--- DIRECTIVE ---
Write the data out again exactly, dropping any images it holds.

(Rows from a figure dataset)

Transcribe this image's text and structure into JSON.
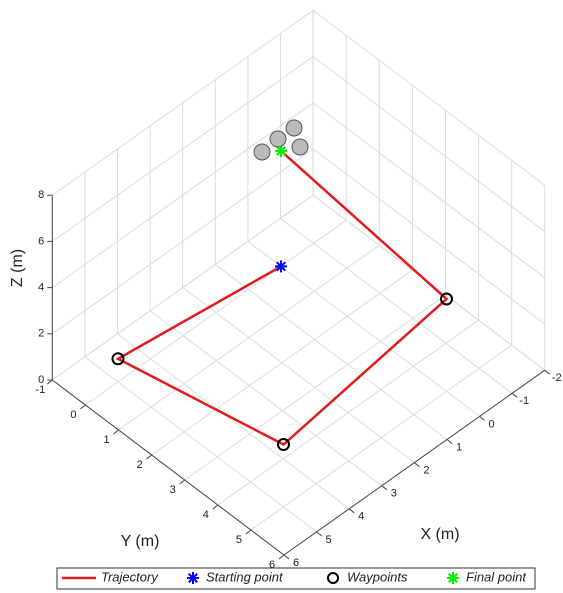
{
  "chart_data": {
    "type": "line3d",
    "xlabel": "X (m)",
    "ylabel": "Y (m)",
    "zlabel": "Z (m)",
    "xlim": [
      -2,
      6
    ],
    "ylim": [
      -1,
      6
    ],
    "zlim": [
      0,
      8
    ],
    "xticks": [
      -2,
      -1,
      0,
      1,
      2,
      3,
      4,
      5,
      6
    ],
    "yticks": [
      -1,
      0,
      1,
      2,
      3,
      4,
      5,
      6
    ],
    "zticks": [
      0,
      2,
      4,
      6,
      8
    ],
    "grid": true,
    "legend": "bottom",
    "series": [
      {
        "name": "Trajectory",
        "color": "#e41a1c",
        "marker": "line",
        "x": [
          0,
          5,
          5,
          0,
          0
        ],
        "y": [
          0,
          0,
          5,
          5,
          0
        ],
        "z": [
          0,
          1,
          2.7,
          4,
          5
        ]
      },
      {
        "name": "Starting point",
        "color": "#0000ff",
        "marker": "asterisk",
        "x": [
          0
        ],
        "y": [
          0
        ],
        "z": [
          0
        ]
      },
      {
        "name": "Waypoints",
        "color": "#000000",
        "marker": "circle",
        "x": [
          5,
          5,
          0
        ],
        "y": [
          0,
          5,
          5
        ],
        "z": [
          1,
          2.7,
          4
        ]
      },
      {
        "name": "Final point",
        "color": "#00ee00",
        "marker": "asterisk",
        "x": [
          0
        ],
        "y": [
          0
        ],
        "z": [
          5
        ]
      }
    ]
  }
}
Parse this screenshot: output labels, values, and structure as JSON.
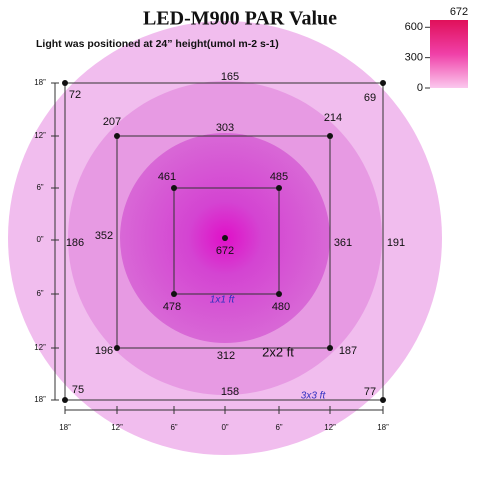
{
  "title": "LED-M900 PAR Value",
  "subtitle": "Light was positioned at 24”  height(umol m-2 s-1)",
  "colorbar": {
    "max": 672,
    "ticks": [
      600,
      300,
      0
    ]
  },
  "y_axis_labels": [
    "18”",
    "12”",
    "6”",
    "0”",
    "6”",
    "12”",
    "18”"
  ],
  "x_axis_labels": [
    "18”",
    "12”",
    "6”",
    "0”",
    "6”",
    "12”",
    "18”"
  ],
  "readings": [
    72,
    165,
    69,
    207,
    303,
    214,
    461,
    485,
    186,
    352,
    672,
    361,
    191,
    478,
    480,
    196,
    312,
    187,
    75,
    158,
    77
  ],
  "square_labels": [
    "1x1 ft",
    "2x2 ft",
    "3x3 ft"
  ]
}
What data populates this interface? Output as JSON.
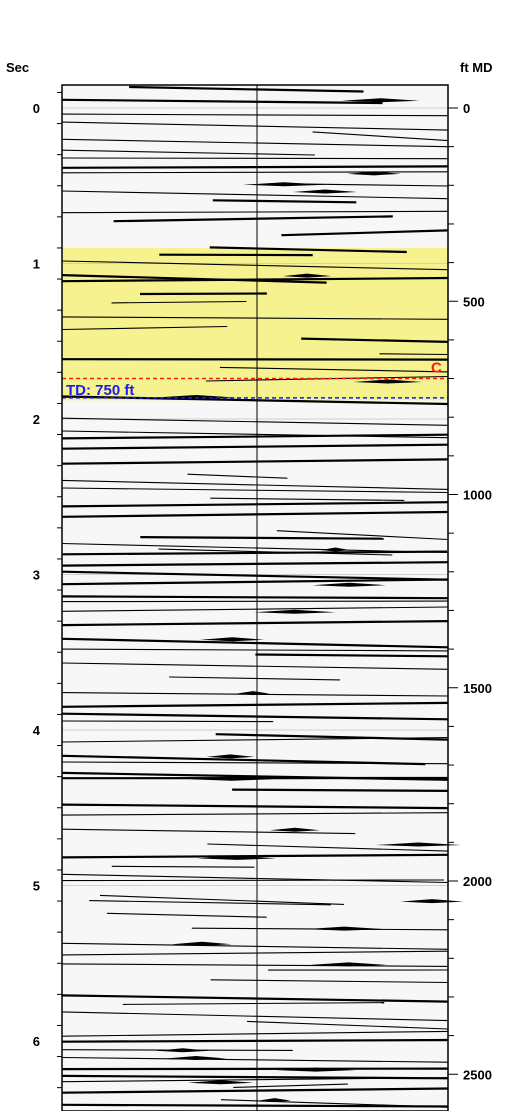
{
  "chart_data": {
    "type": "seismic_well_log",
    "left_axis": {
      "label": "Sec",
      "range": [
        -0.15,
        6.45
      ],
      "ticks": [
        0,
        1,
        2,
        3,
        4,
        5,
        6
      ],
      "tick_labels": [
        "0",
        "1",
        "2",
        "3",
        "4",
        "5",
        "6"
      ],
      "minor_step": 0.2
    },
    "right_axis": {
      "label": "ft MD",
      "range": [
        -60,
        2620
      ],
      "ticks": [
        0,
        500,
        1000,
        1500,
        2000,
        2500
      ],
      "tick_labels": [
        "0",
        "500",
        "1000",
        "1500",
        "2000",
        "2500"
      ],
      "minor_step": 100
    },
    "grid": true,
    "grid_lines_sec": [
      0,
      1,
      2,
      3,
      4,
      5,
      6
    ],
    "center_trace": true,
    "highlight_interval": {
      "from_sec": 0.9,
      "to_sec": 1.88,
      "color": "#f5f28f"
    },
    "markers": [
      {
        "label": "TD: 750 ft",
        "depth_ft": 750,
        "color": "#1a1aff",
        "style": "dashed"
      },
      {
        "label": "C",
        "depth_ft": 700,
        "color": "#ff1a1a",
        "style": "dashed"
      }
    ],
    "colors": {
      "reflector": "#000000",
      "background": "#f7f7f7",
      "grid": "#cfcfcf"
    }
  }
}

--- CORRECT ANSWER ---
Transcribe this image's text and structure into JSON.
{
  "chart_data": {
    "type": "line3d",
    "xlabel": "X (m)",
    "ylabel": "Y (m)",
    "zlabel": "Z (m)",
    "xlim": [
      -2,
      6
    ],
    "ylim": [
      -1,
      6
    ],
    "zlim": [
      0,
      8
    ],
    "xticks": [
      -2,
      -1,
      0,
      1,
      2,
      3,
      4,
      5,
      6
    ],
    "yticks": [
      -1,
      0,
      1,
      2,
      3,
      4,
      5,
      6
    ],
    "zticks": [
      0,
      2,
      4,
      6,
      8
    ],
    "grid": true,
    "legend": "bottom",
    "series": [
      {
        "name": "Trajectory",
        "color": "#e41a1c",
        "marker": "line",
        "x": [
          0,
          5,
          5,
          0,
          0
        ],
        "y": [
          0,
          0,
          5,
          5,
          0
        ],
        "z": [
          0,
          1,
          2.7,
          4,
          5
        ]
      },
      {
        "name": "Starting point",
        "color": "#0000ff",
        "marker": "asterisk",
        "x": [
          0
        ],
        "y": [
          0
        ],
        "z": [
          0
        ]
      },
      {
        "name": "Waypoints",
        "color": "#000000",
        "marker": "circle",
        "x": [
          5,
          5,
          0
        ],
        "y": [
          0,
          5,
          5
        ],
        "z": [
          1,
          2.7,
          4
        ]
      },
      {
        "name": "Final point",
        "color": "#00ee00",
        "marker": "asterisk",
        "x": [
          0
        ],
        "y": [
          0
        ],
        "z": [
          5
        ]
      }
    ]
  }
}
Parse this screenshot: output labels, values, and structure as JSON.
{
  "title": "LED-M900 PAR Value",
  "subtitle": "Light was positioned at 24”  height(umol m-2 s-1)",
  "colorbar": {
    "max": 672,
    "ticks": [
      600,
      300,
      0
    ]
  },
  "y_axis_labels": [
    "18”",
    "12”",
    "6”",
    "0”",
    "6”",
    "12”",
    "18”"
  ],
  "x_axis_labels": [
    "18”",
    "12”",
    "6”",
    "0”",
    "6”",
    "12”",
    "18”"
  ],
  "readings": [
    72,
    165,
    69,
    207,
    303,
    214,
    461,
    485,
    186,
    352,
    672,
    361,
    191,
    478,
    480,
    196,
    312,
    187,
    75,
    158,
    77
  ],
  "square_labels": [
    "1x1 ft",
    "2x2 ft",
    "3x3 ft"
  ]
}
What data populates this interface? Output as JSON.
{
  "chart_data": {
    "type": "seismic_well_log",
    "left_axis": {
      "label": "Sec",
      "range": [
        -0.15,
        6.45
      ],
      "ticks": [
        0,
        1,
        2,
        3,
        4,
        5,
        6
      ],
      "tick_labels": [
        "0",
        "1",
        "2",
        "3",
        "4",
        "5",
        "6"
      ],
      "minor_step": 0.2
    },
    "right_axis": {
      "label": "ft MD",
      "range": [
        -60,
        2620
      ],
      "ticks": [
        0,
        500,
        1000,
        1500,
        2000,
        2500
      ],
      "tick_labels": [
        "0",
        "500",
        "1000",
        "1500",
        "2000",
        "2500"
      ],
      "minor_step": 100
    },
    "grid": true,
    "grid_lines_sec": [
      0,
      1,
      2,
      3,
      4,
      5,
      6
    ],
    "center_trace": true,
    "highlight_interval": {
      "from_sec": 0.9,
      "to_sec": 1.88,
      "color": "#f5f28f"
    },
    "markers": [
      {
        "label": "TD: 750 ft",
        "depth_ft": 750,
        "color": "#1a1aff",
        "style": "dashed"
      },
      {
        "label": "C",
        "depth_ft": 700,
        "color": "#ff1a1a",
        "style": "dashed"
      }
    ],
    "colors": {
      "reflector": "#000000",
      "background": "#f7f7f7",
      "grid": "#cfcfcf"
    }
  }
}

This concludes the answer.